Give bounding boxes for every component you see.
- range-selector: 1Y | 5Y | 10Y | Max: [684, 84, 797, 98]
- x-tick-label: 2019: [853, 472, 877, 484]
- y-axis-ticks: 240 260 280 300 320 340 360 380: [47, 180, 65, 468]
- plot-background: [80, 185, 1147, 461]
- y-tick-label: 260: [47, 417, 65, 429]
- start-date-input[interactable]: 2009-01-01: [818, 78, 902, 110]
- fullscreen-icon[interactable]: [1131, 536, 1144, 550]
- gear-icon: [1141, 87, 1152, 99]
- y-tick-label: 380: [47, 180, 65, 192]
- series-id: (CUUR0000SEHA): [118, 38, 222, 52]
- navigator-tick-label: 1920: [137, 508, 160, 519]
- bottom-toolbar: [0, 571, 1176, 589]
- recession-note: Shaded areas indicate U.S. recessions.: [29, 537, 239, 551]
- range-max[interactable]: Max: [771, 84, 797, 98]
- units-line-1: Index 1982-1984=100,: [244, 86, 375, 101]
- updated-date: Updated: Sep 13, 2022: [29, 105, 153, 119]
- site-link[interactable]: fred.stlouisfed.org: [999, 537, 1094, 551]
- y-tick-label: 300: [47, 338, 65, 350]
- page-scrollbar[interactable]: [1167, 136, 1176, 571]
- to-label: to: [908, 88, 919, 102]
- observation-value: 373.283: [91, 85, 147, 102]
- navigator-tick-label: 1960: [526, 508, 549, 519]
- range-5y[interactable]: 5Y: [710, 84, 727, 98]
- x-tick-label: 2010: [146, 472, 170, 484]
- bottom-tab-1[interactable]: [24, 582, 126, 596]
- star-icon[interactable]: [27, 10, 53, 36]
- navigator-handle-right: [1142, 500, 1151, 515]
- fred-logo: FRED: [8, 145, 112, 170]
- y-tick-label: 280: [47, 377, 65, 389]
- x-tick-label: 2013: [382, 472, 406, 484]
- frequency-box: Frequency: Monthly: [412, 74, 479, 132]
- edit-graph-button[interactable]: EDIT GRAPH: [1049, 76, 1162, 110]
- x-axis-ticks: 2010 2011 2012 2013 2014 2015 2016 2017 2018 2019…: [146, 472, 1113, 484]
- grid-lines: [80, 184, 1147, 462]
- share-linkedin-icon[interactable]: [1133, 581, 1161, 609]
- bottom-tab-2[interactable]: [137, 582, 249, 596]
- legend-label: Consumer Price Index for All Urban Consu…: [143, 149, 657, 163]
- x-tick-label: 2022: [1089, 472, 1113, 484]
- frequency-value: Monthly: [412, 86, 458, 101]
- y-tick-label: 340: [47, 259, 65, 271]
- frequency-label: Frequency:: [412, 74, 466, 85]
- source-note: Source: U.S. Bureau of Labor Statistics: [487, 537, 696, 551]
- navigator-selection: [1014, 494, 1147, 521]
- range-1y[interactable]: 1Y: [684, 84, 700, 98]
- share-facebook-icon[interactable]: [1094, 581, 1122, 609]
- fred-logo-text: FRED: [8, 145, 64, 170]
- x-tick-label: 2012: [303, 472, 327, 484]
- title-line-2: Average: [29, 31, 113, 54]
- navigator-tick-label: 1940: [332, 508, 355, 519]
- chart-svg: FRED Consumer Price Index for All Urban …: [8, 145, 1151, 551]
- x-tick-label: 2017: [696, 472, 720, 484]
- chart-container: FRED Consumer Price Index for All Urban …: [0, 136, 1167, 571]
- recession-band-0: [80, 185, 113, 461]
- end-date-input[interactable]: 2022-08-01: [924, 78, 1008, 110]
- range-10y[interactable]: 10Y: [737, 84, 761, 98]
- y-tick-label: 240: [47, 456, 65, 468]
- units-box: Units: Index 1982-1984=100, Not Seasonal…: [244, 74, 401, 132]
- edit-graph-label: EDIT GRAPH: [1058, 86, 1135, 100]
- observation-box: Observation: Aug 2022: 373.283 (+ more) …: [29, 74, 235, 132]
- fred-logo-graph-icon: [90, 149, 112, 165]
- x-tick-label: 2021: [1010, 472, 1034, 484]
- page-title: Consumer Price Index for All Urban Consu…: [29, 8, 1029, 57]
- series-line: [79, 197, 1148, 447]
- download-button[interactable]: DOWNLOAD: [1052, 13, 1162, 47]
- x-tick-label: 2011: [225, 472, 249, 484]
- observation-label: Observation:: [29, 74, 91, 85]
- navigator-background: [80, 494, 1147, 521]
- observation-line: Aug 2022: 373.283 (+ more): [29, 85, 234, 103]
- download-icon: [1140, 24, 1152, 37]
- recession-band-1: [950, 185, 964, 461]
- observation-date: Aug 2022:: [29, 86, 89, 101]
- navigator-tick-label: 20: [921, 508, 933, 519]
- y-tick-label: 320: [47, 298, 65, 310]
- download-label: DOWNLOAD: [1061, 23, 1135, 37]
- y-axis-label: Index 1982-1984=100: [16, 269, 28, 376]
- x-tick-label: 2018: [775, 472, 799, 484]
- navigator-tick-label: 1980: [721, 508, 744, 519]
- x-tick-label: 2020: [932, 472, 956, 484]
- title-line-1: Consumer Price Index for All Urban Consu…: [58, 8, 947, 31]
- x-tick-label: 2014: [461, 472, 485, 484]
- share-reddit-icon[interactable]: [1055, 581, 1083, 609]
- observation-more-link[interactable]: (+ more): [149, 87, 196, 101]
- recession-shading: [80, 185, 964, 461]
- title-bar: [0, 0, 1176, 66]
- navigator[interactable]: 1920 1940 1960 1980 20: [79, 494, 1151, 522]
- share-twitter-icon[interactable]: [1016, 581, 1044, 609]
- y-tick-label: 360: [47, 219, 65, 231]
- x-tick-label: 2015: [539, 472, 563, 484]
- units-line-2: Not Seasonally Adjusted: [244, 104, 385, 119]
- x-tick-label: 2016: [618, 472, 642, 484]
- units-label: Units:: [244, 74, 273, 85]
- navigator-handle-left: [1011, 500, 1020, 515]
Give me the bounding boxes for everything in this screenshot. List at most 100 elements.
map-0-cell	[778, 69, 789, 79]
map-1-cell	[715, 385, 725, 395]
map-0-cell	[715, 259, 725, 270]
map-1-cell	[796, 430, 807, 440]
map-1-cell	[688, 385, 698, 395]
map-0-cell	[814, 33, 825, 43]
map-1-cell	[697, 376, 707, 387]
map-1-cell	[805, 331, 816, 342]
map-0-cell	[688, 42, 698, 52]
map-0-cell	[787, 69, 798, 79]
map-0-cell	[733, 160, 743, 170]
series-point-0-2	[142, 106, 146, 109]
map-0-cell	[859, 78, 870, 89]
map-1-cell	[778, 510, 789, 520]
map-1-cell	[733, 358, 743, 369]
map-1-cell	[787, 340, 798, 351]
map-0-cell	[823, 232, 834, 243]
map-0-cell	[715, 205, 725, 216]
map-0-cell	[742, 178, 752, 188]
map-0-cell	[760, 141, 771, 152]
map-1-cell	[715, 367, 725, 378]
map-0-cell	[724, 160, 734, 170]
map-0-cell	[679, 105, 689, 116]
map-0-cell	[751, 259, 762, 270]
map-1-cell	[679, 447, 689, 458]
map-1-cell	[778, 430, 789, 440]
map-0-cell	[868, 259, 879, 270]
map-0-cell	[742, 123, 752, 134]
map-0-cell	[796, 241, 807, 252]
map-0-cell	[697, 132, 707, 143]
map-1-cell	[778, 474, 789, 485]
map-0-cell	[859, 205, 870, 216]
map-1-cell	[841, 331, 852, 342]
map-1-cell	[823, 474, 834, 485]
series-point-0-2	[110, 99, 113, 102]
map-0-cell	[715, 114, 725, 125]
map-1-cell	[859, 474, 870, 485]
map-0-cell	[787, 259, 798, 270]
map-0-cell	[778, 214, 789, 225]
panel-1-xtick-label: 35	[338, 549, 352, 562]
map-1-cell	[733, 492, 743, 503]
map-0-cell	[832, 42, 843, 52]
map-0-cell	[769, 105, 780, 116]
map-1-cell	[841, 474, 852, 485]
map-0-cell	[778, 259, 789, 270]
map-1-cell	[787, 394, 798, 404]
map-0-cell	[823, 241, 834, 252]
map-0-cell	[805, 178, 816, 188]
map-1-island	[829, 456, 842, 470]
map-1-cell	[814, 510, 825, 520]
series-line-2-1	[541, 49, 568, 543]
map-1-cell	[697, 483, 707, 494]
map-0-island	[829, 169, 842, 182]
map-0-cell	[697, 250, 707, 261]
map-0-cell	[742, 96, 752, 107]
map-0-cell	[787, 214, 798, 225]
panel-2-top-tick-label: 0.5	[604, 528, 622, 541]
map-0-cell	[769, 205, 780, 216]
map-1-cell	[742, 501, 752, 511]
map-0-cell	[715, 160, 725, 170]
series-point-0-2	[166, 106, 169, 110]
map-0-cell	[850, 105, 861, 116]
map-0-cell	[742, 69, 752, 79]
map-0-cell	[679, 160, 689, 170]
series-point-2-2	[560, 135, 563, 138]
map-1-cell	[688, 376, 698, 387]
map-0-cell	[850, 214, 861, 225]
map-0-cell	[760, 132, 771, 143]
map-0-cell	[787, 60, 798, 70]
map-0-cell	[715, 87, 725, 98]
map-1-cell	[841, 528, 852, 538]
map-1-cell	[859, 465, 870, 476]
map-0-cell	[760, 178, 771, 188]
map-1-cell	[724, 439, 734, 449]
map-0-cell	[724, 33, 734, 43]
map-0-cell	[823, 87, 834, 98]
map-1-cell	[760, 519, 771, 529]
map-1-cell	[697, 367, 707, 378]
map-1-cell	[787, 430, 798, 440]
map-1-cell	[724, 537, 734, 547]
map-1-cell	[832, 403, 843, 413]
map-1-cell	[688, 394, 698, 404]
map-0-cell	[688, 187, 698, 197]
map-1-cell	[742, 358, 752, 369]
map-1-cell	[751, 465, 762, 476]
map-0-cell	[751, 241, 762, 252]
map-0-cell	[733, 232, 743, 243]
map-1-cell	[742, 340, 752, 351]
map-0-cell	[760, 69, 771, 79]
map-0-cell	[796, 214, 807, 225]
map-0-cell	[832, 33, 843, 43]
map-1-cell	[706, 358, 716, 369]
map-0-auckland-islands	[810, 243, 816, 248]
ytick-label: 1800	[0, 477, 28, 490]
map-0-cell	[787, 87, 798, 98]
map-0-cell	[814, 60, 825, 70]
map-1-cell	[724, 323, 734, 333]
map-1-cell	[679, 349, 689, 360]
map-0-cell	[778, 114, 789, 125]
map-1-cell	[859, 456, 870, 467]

What you will do:
Can you set out everything from the first line of the data down to the line containing "- bottom-toolbar: [0, 571, 1176, 589]", both included, as a numbered list with any blank lines left out?

Complete output:
1. Give bounding boxes for every component you see.
2. - range-selector: 1Y | 5Y | 10Y | Max: [684, 84, 797, 98]
3. - x-tick-label: 2019: [853, 472, 877, 484]
4. - y-axis-ticks: 240 260 280 300 320 340 360 380: [47, 180, 65, 468]
5. - plot-background: [80, 185, 1147, 461]
6. - y-tick-label: 260: [47, 417, 65, 429]
7. - start-date-input[interactable]: 2009-01-01: [818, 78, 902, 110]
8. - fullscreen-icon[interactable]: [1131, 536, 1144, 550]
9. - gear-icon: [1141, 87, 1152, 99]
10. - y-tick-label: 380: [47, 180, 65, 192]
11. - series-id: (CUUR0000SEHA): [118, 38, 222, 52]
12. - navigator-tick-label: 1920: [137, 508, 160, 519]
13. - bottom-toolbar: [0, 571, 1176, 589]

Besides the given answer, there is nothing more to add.